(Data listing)
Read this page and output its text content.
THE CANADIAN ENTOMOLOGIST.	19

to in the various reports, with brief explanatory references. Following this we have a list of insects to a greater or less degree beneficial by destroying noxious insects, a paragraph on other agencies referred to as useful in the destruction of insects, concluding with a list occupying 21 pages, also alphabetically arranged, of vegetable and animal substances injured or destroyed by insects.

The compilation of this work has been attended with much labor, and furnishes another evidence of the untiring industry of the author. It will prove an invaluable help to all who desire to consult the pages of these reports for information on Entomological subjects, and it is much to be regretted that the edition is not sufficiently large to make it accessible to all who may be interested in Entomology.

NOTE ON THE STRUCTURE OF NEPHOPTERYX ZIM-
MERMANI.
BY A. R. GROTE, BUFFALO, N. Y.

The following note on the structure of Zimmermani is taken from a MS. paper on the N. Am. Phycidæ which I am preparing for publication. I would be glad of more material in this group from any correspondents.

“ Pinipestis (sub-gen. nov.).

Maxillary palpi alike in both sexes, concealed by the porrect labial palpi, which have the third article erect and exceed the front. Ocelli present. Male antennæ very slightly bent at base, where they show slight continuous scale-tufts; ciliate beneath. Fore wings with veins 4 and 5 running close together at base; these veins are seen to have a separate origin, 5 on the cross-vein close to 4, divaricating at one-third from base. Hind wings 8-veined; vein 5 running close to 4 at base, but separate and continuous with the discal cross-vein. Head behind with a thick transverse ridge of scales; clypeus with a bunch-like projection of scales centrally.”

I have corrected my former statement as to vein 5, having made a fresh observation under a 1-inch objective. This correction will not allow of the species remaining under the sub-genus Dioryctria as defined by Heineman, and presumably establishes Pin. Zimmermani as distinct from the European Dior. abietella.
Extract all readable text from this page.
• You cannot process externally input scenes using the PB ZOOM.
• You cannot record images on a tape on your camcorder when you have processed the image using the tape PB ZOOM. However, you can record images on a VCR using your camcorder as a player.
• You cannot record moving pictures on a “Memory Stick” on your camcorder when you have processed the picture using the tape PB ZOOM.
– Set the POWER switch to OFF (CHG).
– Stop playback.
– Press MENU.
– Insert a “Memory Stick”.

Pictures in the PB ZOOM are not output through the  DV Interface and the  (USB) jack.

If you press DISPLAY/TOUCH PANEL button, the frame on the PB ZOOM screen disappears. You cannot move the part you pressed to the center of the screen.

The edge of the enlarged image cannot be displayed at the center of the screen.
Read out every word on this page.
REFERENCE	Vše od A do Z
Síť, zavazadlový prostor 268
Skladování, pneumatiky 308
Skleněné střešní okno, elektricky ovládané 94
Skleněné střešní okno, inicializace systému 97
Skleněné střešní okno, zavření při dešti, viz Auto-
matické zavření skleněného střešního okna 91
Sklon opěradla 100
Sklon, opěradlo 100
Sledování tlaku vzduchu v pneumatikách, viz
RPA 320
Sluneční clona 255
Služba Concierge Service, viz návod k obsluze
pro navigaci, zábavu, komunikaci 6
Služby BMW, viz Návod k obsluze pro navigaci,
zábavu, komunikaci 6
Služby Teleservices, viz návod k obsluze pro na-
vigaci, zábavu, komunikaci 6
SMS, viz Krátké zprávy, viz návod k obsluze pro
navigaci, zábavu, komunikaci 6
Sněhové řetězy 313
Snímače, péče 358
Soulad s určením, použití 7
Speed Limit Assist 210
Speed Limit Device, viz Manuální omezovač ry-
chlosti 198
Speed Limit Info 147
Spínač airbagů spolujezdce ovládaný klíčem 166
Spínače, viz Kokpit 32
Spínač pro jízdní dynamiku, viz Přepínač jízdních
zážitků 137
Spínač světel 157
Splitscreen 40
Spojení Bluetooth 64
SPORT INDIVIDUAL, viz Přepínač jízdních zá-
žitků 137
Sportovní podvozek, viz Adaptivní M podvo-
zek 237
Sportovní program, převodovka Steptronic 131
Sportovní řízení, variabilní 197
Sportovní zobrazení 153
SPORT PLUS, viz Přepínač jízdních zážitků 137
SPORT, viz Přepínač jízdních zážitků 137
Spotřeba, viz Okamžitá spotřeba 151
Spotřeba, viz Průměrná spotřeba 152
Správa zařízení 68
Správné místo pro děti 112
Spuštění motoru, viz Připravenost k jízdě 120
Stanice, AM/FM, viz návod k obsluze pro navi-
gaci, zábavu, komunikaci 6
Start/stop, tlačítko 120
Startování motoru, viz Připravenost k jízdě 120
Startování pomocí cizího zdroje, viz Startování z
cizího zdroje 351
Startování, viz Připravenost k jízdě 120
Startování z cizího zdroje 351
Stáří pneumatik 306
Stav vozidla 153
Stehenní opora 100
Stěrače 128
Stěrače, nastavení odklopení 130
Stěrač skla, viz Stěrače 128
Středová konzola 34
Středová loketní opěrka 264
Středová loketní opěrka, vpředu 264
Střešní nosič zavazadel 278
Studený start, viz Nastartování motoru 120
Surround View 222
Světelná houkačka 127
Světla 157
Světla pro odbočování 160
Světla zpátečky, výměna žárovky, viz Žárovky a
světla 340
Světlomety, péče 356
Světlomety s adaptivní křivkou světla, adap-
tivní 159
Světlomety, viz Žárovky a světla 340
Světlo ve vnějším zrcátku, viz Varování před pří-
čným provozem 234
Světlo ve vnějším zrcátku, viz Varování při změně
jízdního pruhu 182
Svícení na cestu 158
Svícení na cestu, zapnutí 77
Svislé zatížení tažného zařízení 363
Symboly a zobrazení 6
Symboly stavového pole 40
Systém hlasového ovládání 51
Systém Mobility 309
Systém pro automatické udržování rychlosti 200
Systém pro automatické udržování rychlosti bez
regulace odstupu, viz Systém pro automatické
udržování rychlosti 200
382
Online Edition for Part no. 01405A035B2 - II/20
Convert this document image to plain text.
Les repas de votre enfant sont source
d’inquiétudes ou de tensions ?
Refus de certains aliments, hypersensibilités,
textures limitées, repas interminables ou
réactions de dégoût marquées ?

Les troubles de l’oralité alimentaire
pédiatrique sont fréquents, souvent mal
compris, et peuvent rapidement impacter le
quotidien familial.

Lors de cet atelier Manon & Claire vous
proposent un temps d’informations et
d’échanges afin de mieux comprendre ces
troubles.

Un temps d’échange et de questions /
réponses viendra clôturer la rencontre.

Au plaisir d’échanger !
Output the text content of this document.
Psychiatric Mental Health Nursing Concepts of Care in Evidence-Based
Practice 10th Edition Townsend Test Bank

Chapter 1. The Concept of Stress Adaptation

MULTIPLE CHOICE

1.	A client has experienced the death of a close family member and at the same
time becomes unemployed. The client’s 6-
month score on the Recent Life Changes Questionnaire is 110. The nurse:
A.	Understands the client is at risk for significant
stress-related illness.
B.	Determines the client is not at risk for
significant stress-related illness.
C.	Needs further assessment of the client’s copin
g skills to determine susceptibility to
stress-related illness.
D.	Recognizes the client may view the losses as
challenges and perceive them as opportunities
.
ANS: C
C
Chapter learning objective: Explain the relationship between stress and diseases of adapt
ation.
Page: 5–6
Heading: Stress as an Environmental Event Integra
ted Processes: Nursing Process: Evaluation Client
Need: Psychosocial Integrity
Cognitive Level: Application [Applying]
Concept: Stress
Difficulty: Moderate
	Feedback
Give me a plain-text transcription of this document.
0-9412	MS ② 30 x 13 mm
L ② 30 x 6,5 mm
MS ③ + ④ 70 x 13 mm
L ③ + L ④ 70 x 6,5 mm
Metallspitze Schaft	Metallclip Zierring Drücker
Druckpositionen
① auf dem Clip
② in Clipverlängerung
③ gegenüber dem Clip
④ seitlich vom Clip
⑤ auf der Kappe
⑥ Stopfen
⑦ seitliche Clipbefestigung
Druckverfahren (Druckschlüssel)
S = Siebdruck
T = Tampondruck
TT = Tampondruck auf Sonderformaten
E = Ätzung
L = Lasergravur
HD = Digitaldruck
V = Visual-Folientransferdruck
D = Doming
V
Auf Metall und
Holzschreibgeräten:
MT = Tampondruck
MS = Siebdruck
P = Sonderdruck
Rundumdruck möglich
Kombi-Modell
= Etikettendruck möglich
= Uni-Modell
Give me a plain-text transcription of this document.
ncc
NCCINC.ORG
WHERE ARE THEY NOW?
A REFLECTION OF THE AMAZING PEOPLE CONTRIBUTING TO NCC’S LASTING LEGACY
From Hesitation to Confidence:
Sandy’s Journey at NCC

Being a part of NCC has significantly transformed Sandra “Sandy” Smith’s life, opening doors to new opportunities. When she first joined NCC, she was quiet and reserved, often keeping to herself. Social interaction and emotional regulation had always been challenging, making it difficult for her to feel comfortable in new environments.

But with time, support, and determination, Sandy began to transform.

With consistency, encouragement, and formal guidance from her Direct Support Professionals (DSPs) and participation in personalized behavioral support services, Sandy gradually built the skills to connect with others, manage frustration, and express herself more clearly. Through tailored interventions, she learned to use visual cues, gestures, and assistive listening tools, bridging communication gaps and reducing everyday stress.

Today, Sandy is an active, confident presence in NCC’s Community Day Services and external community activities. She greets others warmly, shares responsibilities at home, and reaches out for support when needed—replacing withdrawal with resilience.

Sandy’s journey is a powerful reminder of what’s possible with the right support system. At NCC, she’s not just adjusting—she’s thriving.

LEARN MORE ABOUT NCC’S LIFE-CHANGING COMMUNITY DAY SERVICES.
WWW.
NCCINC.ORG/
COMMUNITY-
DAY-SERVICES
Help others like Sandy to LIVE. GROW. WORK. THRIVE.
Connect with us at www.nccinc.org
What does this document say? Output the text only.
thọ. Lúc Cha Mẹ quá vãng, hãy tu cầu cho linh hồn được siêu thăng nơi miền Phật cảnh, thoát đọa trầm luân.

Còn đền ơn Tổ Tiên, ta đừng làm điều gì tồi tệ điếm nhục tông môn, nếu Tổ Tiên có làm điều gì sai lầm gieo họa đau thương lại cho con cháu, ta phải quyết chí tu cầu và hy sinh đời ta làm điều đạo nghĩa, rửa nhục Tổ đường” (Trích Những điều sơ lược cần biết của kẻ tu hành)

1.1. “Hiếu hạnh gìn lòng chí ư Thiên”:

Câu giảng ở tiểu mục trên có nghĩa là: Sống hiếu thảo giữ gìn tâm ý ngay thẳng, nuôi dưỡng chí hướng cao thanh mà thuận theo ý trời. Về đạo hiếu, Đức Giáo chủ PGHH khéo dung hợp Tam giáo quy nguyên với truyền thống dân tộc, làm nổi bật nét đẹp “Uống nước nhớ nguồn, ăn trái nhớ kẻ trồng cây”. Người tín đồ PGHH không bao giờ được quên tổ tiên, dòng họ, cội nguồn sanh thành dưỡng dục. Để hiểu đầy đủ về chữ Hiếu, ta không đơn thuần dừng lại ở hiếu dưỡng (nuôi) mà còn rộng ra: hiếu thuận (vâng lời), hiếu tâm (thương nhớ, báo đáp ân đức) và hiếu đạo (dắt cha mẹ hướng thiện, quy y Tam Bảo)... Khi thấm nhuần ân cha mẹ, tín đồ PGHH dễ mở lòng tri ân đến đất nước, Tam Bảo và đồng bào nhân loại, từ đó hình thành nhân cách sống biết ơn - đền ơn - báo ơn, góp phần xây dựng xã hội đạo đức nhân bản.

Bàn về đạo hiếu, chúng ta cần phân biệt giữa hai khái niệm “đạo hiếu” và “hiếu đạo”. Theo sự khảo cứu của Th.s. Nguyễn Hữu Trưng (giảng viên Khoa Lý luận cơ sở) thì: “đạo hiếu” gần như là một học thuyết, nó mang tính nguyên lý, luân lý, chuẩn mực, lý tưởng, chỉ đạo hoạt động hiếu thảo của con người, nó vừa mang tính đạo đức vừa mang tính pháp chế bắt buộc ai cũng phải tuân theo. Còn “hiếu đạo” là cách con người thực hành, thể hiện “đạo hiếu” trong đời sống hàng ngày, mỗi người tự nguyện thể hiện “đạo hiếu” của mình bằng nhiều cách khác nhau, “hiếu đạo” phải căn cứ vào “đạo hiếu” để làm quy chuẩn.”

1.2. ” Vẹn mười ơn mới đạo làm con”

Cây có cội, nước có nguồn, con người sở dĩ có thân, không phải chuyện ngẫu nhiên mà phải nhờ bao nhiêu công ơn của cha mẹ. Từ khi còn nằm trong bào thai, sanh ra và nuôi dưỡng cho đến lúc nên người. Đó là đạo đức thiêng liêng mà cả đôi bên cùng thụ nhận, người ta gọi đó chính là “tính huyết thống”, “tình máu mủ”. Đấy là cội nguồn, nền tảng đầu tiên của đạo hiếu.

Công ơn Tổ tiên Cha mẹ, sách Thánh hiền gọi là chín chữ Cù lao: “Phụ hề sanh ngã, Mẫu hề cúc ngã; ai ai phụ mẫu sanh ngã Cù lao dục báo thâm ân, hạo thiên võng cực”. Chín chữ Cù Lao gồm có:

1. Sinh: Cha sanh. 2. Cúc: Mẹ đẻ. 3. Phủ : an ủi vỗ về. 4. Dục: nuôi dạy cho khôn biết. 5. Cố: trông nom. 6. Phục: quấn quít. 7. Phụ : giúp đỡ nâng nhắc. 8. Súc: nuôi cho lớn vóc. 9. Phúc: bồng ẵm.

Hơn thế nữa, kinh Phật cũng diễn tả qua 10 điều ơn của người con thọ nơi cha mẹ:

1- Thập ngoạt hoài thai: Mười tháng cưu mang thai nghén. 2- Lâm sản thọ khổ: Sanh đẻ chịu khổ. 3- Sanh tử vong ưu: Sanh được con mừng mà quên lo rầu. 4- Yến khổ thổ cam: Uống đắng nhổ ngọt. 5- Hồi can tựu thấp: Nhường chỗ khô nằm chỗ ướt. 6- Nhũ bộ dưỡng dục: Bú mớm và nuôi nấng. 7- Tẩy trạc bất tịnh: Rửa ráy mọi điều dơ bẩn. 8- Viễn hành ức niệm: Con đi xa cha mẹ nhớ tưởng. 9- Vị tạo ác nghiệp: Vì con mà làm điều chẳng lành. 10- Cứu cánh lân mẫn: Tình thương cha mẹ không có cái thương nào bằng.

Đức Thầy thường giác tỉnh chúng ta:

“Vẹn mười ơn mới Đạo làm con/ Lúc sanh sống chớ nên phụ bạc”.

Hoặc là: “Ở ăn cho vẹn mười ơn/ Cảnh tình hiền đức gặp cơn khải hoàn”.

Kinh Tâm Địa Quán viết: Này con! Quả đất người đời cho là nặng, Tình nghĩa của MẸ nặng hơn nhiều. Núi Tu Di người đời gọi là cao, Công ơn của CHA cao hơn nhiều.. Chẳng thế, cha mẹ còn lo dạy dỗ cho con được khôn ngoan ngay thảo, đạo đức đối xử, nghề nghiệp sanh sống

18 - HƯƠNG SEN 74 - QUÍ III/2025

__EXERCISE PROMPT__. Show every line above in which the word "zrcátku" occurs.

__FULL RESPONSE__.
Světlo ve vnějším zrcátku, viz Varování před pří-
Světlo ve vnějším zrcátku, viz Varování při změně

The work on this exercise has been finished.